START Records for the task

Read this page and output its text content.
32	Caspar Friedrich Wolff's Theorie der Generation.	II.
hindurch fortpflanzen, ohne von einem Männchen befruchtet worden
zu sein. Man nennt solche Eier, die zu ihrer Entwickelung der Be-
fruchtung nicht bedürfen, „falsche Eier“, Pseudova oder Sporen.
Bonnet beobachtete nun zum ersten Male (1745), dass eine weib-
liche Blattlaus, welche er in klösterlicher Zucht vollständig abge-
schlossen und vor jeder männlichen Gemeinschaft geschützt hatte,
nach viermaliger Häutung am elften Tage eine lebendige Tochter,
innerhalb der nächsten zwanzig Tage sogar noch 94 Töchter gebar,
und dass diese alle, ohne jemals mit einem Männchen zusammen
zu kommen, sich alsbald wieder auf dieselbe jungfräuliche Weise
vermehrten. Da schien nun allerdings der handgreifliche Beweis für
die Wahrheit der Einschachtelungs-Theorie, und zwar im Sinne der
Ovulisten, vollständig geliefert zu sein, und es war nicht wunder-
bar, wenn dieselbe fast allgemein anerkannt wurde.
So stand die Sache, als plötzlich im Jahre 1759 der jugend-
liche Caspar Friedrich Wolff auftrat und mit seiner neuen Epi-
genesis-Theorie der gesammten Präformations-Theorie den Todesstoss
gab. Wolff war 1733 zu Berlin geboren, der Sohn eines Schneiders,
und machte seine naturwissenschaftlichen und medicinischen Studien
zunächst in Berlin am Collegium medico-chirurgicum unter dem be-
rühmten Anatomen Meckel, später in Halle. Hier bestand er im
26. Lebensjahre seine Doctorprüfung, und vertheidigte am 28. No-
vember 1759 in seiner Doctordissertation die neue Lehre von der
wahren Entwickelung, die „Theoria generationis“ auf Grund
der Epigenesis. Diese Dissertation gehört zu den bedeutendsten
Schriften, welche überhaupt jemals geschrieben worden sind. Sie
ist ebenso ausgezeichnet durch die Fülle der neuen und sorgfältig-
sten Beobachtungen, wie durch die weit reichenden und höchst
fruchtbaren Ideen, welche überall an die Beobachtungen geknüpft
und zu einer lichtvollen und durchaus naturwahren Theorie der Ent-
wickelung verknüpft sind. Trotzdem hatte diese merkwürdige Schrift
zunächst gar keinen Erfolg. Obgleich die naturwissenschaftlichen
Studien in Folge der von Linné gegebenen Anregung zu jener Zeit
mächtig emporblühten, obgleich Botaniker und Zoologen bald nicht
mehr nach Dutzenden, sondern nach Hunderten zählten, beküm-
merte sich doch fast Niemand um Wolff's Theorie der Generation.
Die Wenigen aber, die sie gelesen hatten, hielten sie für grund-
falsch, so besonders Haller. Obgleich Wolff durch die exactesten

END Records for the task

> _What needs to be done_
Which of the lines above hold the word "Eier"? Copy each one.

> _Task response_
zu sein. Man nennt solche Eier, die zu ihrer Entwickelung der Be-
fruchtung nicht bedürfen, „falsche Eier“, Pseudova oder Sporen.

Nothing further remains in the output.